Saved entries
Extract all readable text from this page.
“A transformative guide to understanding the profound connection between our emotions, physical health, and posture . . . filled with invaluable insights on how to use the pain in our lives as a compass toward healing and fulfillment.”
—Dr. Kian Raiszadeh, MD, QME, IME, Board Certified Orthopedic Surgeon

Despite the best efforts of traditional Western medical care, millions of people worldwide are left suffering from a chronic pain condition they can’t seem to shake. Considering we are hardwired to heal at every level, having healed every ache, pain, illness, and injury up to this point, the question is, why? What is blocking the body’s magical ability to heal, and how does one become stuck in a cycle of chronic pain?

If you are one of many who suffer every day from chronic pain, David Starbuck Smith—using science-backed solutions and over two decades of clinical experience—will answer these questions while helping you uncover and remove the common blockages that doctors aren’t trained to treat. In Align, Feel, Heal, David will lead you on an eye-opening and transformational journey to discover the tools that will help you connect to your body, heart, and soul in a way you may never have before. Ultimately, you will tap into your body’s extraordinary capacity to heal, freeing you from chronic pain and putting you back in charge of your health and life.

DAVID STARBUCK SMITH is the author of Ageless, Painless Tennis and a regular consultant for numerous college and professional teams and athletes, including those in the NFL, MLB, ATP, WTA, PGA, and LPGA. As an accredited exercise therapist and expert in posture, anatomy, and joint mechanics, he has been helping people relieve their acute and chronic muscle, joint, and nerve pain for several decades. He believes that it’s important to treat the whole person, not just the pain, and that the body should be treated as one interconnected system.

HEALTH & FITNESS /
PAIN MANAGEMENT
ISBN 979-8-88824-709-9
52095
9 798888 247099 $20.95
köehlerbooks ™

■ Task statement: Copy all data exactly, start to finish.

■ Task solution:
Extract all readable text from this page.
“A transformative guide to understanding the profound connection between our emotions, physical health, and posture . . . filled with invaluable insights on how to use the pain in our lives as a compass toward healing and fulfillment.”
—Dr. Kian Raiszadeh, MD, QME, IME, Board Certified Orthopedic Surgeon

Despite the best efforts of traditional Western medical care, millions of people worldwide are left suffering from a chronic pain condition they can’t seem to shake. Considering we are hardwired to heal at every level, having healed every ache, pain, illness, and injury up to this point, the question is, why? What is blocking the body’s magical ability to heal, and how does one become stuck in a cycle of chronic pain?

If you are one of many who suffer every day from chronic pain, David Starbuck Smith—using science-backed solutions and over two decades of clinical experience—will answer these questions while helping you uncover and remove the common blockages that doctors aren’t trained to treat. In Align, Feel, Heal, David will lead you on an eye-opening and transformational journey to discover the tools that will help you connect to your body, heart, and soul in a way you may never have before. Ultimately, you will tap into your body’s extraordinary capacity to heal, freeing you from chronic pain and putting you back in charge of your health and life.

DAVID STARBUCK SMITH is the author of Ageless, Painless Tennis and a regular consultant for numerous college and professional teams and athletes, including those in the NFL, MLB, ATP, WTA, PGA, and LPGA. As an accredited exercise therapist and expert in posture, anatomy, and joint mechanics, he has been helping people relieve their acute and chronic muscle, joint, and nerve pain for several decades. He believes that it’s important to treat the whole person, not just the pain, and that the body should be treated as one interconnected system.

HEALTH & FITNESS /
PAIN MANAGEMENT
ISBN 979-8-88824-709-9
52095
9 798888 247099 $20.95
köehlerbooks ™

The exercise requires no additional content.